(GIVEN INSTRUCTION): Please give the data below again in full, exactly as it stands.

(DATASET EXCERPTS):
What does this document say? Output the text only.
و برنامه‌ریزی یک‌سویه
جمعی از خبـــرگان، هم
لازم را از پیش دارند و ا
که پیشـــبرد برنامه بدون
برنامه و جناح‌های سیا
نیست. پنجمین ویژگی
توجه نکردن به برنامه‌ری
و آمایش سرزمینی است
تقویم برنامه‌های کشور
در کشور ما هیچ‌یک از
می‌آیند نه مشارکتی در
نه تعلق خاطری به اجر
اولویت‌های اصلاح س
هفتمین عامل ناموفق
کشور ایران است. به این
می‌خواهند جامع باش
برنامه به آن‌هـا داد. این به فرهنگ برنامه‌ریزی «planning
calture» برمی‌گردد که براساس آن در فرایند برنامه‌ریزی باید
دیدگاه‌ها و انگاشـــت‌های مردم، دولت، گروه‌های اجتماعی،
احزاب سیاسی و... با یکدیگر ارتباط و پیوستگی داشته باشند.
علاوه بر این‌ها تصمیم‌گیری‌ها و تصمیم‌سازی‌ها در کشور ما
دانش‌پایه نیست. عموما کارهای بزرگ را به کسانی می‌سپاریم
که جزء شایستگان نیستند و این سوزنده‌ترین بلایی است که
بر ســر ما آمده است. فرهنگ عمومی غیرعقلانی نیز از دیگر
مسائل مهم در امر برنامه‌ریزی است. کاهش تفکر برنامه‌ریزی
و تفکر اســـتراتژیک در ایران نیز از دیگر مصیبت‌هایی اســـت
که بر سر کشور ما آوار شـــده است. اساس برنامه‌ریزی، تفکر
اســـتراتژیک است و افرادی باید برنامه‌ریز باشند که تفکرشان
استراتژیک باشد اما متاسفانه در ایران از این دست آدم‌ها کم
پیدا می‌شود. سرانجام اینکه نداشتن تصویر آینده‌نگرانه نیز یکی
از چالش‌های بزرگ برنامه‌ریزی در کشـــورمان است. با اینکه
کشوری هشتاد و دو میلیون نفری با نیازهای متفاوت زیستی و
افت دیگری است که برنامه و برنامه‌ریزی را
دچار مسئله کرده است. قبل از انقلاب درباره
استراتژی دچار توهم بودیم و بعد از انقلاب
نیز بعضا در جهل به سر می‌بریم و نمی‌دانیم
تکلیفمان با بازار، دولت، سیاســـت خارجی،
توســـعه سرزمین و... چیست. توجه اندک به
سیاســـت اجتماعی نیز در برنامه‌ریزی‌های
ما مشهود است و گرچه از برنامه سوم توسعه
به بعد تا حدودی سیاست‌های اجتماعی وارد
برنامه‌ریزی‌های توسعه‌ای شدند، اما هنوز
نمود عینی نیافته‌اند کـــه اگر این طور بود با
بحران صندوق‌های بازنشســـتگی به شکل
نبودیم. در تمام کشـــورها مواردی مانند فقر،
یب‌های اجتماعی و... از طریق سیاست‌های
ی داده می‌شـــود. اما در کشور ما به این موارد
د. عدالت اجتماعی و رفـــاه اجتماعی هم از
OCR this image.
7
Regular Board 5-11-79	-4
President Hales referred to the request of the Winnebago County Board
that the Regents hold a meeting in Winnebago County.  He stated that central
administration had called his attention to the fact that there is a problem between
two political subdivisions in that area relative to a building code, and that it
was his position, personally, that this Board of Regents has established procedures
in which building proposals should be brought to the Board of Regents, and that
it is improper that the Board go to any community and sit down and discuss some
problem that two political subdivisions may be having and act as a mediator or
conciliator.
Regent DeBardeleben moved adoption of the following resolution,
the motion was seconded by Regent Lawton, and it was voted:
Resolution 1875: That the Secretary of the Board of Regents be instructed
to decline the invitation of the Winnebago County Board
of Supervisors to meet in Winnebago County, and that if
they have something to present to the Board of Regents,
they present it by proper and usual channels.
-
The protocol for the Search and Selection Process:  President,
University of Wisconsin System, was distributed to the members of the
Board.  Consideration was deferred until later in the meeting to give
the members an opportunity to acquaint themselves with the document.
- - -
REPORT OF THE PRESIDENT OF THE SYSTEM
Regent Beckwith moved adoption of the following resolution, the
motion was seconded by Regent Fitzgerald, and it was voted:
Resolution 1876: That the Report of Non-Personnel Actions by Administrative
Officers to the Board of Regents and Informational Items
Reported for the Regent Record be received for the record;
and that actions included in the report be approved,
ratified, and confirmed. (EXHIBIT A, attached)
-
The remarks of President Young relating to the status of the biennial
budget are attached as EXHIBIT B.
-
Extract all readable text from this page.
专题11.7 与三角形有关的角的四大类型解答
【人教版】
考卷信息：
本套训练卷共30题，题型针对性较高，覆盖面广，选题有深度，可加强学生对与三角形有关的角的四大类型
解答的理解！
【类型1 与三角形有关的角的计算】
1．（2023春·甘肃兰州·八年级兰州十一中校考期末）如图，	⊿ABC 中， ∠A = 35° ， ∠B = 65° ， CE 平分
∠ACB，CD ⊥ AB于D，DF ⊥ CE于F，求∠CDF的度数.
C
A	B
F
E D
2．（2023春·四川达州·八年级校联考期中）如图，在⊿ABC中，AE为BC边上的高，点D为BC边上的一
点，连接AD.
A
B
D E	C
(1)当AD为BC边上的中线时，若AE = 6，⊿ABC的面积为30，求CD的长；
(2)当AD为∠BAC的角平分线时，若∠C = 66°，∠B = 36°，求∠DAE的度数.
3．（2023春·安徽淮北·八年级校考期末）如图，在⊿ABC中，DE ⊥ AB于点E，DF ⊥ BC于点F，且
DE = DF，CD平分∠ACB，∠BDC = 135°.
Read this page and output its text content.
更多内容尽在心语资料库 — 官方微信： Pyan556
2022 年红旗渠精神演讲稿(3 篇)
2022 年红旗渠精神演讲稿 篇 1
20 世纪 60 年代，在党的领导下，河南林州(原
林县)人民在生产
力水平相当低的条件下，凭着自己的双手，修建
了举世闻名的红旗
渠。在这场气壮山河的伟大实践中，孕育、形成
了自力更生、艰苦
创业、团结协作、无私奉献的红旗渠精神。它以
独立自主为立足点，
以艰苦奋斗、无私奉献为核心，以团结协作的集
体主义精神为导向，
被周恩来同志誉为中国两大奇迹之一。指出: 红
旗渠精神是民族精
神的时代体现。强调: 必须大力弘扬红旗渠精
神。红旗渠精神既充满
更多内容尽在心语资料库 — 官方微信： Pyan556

(EXERCISE RESULT):
What does this document say? Output the text only.
و برنامه‌ریزی یک‌سویه
جمعی از خبـــرگان، هم
لازم را از پیش دارند و ا
که پیشـــبرد برنامه بدون
برنامه و جناح‌های سیا
نیست. پنجمین ویژگی
توجه نکردن به برنامه‌ری
و آمایش سرزمینی است
تقویم برنامه‌های کشور
در کشور ما هیچ‌یک از
می‌آیند نه مشارکتی در
نه تعلق خاطری به اجر
اولویت‌های اصلاح س
هفتمین عامل ناموفق
کشور ایران است. به این
می‌خواهند جامع باش
برنامه به آن‌هـا داد. این به فرهنگ برنامه‌ریزی «planning
calture» برمی‌گردد که براساس آن در فرایند برنامه‌ریزی باید
دیدگاه‌ها و انگاشـــت‌های مردم، دولت، گروه‌های اجتماعی،
احزاب سیاسی و... با یکدیگر ارتباط و پیوستگی داشته باشند.
علاوه بر این‌ها تصمیم‌گیری‌ها و تصمیم‌سازی‌ها در کشور ما
دانش‌پایه نیست. عموما کارهای بزرگ را به کسانی می‌سپاریم
که جزء شایستگان نیستند و این سوزنده‌ترین بلایی است که
بر ســر ما آمده است. فرهنگ عمومی غیرعقلانی نیز از دیگر
مسائل مهم در امر برنامه‌ریزی است. کاهش تفکر برنامه‌ریزی
و تفکر اســـتراتژیک در ایران نیز از دیگر مصیبت‌هایی اســـت
که بر سر کشور ما آوار شـــده است. اساس برنامه‌ریزی، تفکر
اســـتراتژیک است و افرادی باید برنامه‌ریز باشند که تفکرشان
استراتژیک باشد اما متاسفانه در ایران از این دست آدم‌ها کم
پیدا می‌شود. سرانجام اینکه نداشتن تصویر آینده‌نگرانه نیز یکی
از چالش‌های بزرگ برنامه‌ریزی در کشـــورمان است. با اینکه
کشوری هشتاد و دو میلیون نفری با نیازهای متفاوت زیستی و
افت دیگری است که برنامه و برنامه‌ریزی را
دچار مسئله کرده است. قبل از انقلاب درباره
استراتژی دچار توهم بودیم و بعد از انقلاب
نیز بعضا در جهل به سر می‌بریم و نمی‌دانیم
تکلیفمان با بازار، دولت، سیاســـت خارجی،
توســـعه سرزمین و... چیست. توجه اندک به
سیاســـت اجتماعی نیز در برنامه‌ریزی‌های
ما مشهود است و گرچه از برنامه سوم توسعه
به بعد تا حدودی سیاست‌های اجتماعی وارد
برنامه‌ریزی‌های توسعه‌ای شدند، اما هنوز
نمود عینی نیافته‌اند کـــه اگر این طور بود با
بحران صندوق‌های بازنشســـتگی به شکل
نبودیم. در تمام کشـــورها مواردی مانند فقر،
یب‌های اجتماعی و... از طریق سیاست‌های
ی داده می‌شـــود. اما در کشور ما به این موارد
د. عدالت اجتماعی و رفـــاه اجتماعی هم از
OCR this image.
7
Regular Board 5-11-79	-4
President Hales referred to the request of the Winnebago County Board
that the Regents hold a meeting in Winnebago County.  He stated that central
administration had called his attention to the fact that there is a problem between
two political subdivisions in that area relative to a building code, and that it
was his position, personally, that this Board of Regents has established procedures
in which building proposals should be brought to the Board of Regents, and that
it is improper that the Board go to any community and sit down and discuss some
problem that two political subdivisions may be having and act as a mediator or
conciliator.
Regent DeBardeleben moved adoption of the following resolution,
the motion was seconded by Regent Lawton, and it was voted:
Resolution 1875: That the Secretary of the Board of Regents be instructed
to decline the invitation of the Winnebago County Board
of Supervisors to meet in Winnebago County, and that if
they have something to present to the Board of Regents,
they present it by proper and usual channels.
-
The protocol for the Search and Selection Process:  President,
University of Wisconsin System, was distributed to the members of the
Board.  Consideration was deferred until later in the meeting to give
the members an opportunity to acquaint themselves with the document.
- - -
REPORT OF THE PRESIDENT OF THE SYSTEM
Regent Beckwith moved adoption of the following resolution, the
motion was seconded by Regent Fitzgerald, and it was voted:
Resolution 1876: That the Report of Non-Personnel Actions by Administrative
Officers to the Board of Regents and Informational Items
Reported for the Regent Record be received for the record;
and that actions included in the report be approved,
ratified, and confirmed. (EXHIBIT A, attached)
-
The remarks of President Young relating to the status of the biennial
budget are attached as EXHIBIT B.
-
Extract all readable text from this page.
专题11.7 与三角形有关的角的四大类型解答
【人教版】
考卷信息：
本套训练卷共30题，题型针对性较高，覆盖面广，选题有深度，可加强学生对与三角形有关的角的四大类型
解答的理解！
【类型1 与三角形有关的角的计算】
1．（2023春·甘肃兰州·八年级兰州十一中校考期末）如图，	⊿ABC 中， ∠A = 35° ， ∠B = 65° ， CE 平分
∠ACB，CD ⊥ AB于D，DF ⊥ CE于F，求∠CDF的度数.
C
A	B
F
E D
2．（2023春·四川达州·八年级校联考期中）如图，在⊿ABC中，AE为BC边上的高，点D为BC边上的一
点，连接AD.
A
B
D E	C
(1)当AD为BC边上的中线时，若AE = 6，⊿ABC的面积为30，求CD的长；
(2)当AD为∠BAC的角平分线时，若∠C = 66°，∠B = 36°，求∠DAE的度数.
3．（2023春·安徽淮北·八年级校考期末）如图，在⊿ABC中，DE ⊥ AB于点E，DF ⊥ BC于点F，且
DE = DF，CD平分∠ACB，∠BDC = 135°.
Read this page and output its text content.
更多内容尽在心语资料库 — 官方微信： Pyan556
2022 年红旗渠精神演讲稿(3 篇)
2022 年红旗渠精神演讲稿 篇 1
20 世纪 60 年代，在党的领导下，河南林州(原
林县)人民在生产
力水平相当低的条件下，凭着自己的双手，修建
了举世闻名的红旗
渠。在这场气壮山河的伟大实践中，孕育、形成
了自力更生、艰苦
创业、团结协作、无私奉献的红旗渠精神。它以
独立自主为立足点，
以艰苦奋斗、无私奉献为核心，以团结协作的集
体主义精神为导向，
被周恩来同志誉为中国两大奇迹之一。指出: 红
旗渠精神是民族精
神的时代体现。强调: 必须大力弘扬红旗渠精
神。红旗渠精神既充满
更多内容尽在心语资料库 — 官方微信： Pyan556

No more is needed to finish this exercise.